▶ _WRITTEN TASK_
Where a line contains the word "goods", copy that line.

▶ _ENTRIES_

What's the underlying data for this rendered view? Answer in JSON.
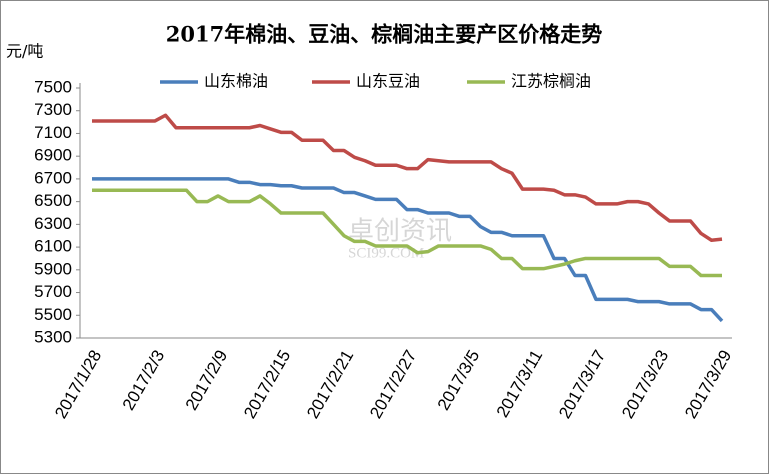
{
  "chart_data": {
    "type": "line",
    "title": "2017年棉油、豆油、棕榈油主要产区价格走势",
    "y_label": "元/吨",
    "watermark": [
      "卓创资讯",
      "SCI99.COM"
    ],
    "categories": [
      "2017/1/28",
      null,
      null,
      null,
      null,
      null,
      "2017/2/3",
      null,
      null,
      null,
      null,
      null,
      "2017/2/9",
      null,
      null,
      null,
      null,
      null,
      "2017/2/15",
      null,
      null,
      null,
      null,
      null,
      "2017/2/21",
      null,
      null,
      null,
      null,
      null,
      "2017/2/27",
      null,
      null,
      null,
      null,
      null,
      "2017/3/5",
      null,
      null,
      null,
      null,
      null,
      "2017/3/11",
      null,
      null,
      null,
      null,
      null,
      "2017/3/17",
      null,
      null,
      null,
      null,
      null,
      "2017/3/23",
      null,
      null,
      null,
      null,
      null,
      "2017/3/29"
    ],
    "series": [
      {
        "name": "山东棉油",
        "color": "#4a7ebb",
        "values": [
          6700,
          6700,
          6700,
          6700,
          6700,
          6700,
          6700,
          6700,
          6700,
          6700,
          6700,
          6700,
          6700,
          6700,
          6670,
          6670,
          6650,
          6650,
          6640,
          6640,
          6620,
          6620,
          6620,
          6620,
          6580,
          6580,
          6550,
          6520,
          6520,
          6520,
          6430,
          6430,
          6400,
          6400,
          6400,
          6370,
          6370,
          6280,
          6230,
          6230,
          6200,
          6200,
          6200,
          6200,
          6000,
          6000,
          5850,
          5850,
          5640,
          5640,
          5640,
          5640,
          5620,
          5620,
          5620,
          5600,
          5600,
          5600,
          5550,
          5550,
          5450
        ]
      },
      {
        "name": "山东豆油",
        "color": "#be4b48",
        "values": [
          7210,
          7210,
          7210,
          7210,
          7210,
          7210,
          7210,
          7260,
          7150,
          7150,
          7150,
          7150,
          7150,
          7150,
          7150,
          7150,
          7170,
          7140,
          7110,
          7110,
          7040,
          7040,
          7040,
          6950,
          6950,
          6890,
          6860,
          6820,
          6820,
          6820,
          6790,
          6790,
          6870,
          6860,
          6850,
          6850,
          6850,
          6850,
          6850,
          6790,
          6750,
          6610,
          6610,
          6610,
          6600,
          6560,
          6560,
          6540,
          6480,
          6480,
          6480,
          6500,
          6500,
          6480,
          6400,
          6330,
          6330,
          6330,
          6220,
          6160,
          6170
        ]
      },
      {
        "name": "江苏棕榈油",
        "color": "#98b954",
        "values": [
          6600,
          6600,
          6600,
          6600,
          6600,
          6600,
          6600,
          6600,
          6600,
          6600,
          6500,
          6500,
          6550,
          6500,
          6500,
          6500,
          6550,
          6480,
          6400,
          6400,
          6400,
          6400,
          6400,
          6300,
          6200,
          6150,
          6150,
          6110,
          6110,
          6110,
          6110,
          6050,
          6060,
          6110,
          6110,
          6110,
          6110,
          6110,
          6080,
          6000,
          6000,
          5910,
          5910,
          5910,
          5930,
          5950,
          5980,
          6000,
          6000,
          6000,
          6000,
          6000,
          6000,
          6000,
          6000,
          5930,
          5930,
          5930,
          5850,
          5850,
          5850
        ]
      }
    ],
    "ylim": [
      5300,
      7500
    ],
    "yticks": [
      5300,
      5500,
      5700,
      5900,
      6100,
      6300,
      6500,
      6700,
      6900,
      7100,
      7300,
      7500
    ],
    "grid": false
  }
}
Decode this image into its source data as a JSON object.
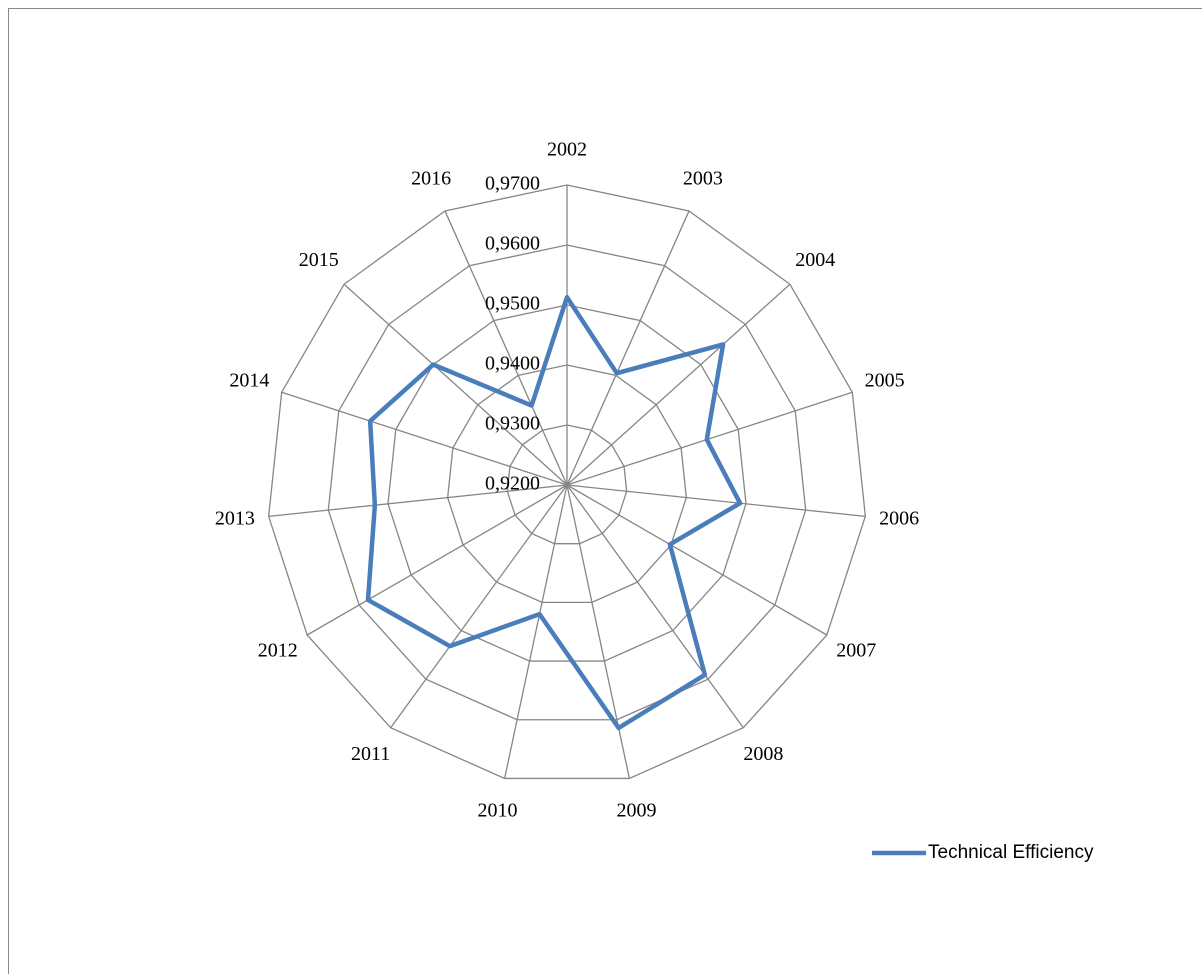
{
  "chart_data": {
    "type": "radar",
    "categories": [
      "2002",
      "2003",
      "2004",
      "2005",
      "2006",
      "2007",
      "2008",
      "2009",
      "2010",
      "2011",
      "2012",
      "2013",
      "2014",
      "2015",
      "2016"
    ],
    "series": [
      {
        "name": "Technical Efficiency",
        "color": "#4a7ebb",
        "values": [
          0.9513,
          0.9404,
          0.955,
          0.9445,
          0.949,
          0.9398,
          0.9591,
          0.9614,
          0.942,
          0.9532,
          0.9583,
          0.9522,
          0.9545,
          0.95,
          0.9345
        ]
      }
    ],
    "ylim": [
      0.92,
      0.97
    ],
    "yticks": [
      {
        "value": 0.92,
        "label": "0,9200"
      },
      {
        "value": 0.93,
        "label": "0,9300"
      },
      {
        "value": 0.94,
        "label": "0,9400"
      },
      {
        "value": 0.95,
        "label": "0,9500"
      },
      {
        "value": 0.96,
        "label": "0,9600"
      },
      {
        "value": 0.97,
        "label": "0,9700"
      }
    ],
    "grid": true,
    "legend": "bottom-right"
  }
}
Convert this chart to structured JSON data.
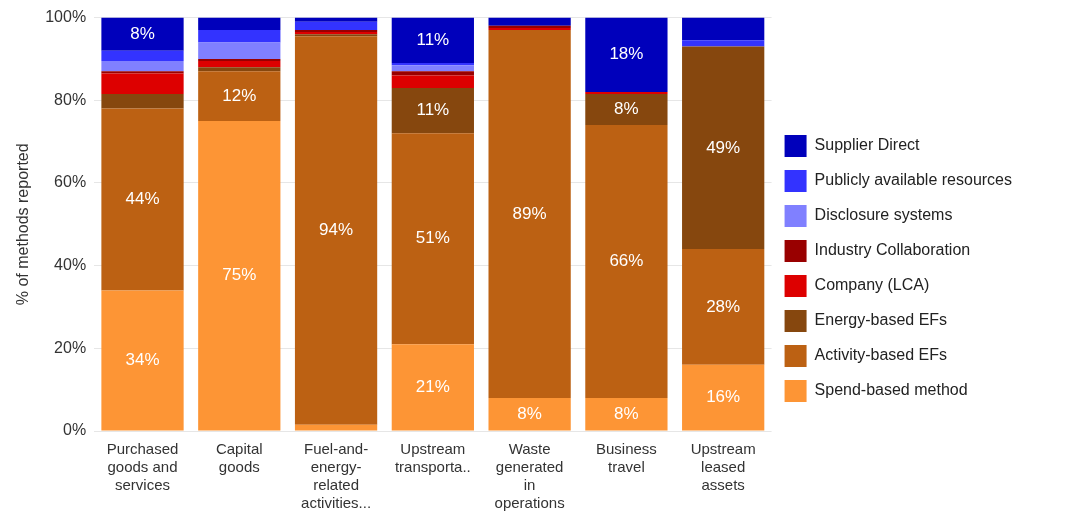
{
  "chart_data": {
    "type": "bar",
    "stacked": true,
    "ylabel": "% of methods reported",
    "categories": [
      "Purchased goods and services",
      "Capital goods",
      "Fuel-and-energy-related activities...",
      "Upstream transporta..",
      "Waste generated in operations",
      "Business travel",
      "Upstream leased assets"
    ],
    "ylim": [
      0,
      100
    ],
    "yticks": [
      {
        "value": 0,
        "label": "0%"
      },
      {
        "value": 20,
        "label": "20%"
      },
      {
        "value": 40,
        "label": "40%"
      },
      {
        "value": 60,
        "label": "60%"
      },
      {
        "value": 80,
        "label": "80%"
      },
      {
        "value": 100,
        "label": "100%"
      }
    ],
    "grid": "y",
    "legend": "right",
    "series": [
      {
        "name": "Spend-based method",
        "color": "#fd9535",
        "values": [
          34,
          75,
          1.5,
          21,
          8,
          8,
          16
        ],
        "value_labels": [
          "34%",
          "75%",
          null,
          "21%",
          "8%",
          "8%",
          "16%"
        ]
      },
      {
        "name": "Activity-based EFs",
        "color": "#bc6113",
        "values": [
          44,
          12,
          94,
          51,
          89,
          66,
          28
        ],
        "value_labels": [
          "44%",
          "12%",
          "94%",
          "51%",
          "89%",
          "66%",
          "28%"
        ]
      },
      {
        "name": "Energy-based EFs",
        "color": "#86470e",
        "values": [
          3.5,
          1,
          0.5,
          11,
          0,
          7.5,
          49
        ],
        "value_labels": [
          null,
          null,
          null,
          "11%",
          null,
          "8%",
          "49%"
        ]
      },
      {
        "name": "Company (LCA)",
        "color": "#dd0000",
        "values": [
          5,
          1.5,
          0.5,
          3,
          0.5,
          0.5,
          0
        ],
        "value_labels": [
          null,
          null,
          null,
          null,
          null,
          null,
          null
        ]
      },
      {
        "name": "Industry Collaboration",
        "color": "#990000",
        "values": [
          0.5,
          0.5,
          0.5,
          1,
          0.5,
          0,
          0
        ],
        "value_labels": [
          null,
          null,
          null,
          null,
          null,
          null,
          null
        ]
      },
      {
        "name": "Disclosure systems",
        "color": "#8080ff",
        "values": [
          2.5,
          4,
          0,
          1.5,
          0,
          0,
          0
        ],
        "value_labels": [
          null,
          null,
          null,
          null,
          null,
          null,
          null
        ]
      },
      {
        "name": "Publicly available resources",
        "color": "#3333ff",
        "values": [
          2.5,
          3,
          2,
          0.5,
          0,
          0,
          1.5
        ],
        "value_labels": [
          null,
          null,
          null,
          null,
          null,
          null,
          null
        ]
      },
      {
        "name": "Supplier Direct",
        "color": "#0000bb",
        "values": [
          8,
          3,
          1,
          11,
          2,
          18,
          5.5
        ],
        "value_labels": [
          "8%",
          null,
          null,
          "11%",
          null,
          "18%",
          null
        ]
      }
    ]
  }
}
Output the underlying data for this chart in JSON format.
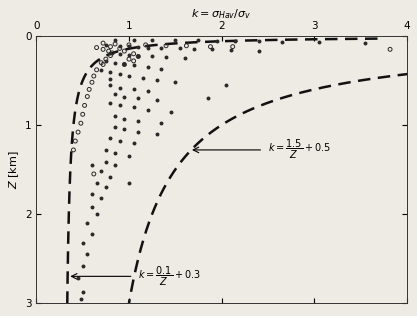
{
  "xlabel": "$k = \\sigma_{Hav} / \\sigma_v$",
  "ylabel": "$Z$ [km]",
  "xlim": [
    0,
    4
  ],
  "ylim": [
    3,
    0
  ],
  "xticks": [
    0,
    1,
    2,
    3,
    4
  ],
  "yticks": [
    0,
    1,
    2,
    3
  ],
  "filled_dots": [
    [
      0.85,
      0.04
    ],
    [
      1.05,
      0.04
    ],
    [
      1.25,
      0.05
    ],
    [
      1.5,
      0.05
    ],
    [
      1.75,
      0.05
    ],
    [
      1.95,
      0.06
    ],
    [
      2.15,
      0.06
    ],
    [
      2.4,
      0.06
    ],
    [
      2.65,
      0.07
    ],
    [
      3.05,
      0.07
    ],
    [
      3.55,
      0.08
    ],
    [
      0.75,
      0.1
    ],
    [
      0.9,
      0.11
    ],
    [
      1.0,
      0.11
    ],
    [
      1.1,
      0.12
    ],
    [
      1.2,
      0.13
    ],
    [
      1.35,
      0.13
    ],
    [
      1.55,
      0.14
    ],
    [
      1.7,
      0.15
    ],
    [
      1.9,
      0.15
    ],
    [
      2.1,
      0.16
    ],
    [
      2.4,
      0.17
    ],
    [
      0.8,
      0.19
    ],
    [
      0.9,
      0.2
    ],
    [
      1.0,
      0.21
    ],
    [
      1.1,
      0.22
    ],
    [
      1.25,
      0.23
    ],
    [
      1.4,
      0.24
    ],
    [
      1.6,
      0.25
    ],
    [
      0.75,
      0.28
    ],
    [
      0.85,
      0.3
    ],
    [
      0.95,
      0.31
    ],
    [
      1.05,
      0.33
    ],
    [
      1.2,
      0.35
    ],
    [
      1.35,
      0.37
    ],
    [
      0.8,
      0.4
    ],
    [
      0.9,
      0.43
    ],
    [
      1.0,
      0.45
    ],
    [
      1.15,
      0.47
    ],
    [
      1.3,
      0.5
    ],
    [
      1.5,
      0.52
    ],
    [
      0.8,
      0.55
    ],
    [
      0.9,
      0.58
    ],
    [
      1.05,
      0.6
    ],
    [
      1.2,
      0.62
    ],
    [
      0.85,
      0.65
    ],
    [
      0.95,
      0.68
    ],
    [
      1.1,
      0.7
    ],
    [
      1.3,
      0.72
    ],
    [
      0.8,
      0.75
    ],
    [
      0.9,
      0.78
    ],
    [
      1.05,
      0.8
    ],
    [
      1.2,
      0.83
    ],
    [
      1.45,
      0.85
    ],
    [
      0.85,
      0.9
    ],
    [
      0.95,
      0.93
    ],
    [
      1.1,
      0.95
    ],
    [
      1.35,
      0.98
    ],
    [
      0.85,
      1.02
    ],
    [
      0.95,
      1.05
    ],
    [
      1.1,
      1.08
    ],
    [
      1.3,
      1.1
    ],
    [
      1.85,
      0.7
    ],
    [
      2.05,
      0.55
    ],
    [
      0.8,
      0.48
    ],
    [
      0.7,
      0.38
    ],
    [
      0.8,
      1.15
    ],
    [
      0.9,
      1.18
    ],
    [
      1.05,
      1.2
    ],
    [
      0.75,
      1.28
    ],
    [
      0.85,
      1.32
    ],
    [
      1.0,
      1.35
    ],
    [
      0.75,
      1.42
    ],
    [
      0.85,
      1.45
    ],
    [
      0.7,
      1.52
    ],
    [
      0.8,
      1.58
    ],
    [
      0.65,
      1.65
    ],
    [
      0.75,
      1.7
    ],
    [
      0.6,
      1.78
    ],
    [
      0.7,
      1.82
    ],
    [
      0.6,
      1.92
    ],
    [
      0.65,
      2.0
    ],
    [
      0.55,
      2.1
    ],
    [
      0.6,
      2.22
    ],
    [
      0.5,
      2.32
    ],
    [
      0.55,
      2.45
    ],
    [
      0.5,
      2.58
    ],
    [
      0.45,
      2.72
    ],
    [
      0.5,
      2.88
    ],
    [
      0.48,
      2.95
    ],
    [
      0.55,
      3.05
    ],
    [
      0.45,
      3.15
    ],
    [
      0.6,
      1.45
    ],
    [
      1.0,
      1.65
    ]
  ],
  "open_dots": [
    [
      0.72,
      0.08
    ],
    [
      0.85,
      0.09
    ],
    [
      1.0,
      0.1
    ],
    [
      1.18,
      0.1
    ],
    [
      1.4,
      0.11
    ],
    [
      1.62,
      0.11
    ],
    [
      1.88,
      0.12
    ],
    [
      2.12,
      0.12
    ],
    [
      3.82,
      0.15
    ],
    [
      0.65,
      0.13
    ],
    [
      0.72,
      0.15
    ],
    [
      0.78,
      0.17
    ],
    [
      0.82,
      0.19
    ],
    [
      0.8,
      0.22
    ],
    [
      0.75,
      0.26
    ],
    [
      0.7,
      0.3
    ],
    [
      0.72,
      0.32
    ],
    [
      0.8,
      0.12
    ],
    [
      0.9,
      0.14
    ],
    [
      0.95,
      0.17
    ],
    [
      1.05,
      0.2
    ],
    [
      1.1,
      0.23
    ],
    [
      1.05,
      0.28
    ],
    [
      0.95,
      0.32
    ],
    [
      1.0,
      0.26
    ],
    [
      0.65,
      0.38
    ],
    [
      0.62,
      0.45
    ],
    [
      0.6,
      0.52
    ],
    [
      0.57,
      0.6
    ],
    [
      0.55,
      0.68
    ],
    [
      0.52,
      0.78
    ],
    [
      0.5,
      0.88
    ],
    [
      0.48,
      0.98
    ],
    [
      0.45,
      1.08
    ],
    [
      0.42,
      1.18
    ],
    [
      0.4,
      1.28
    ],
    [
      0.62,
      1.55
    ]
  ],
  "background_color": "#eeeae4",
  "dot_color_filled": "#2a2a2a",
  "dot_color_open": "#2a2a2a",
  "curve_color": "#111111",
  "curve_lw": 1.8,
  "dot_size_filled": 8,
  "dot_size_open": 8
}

▶ _WRITTEN ANSWER_
      "Purchased goods and services",
      "Capital goods",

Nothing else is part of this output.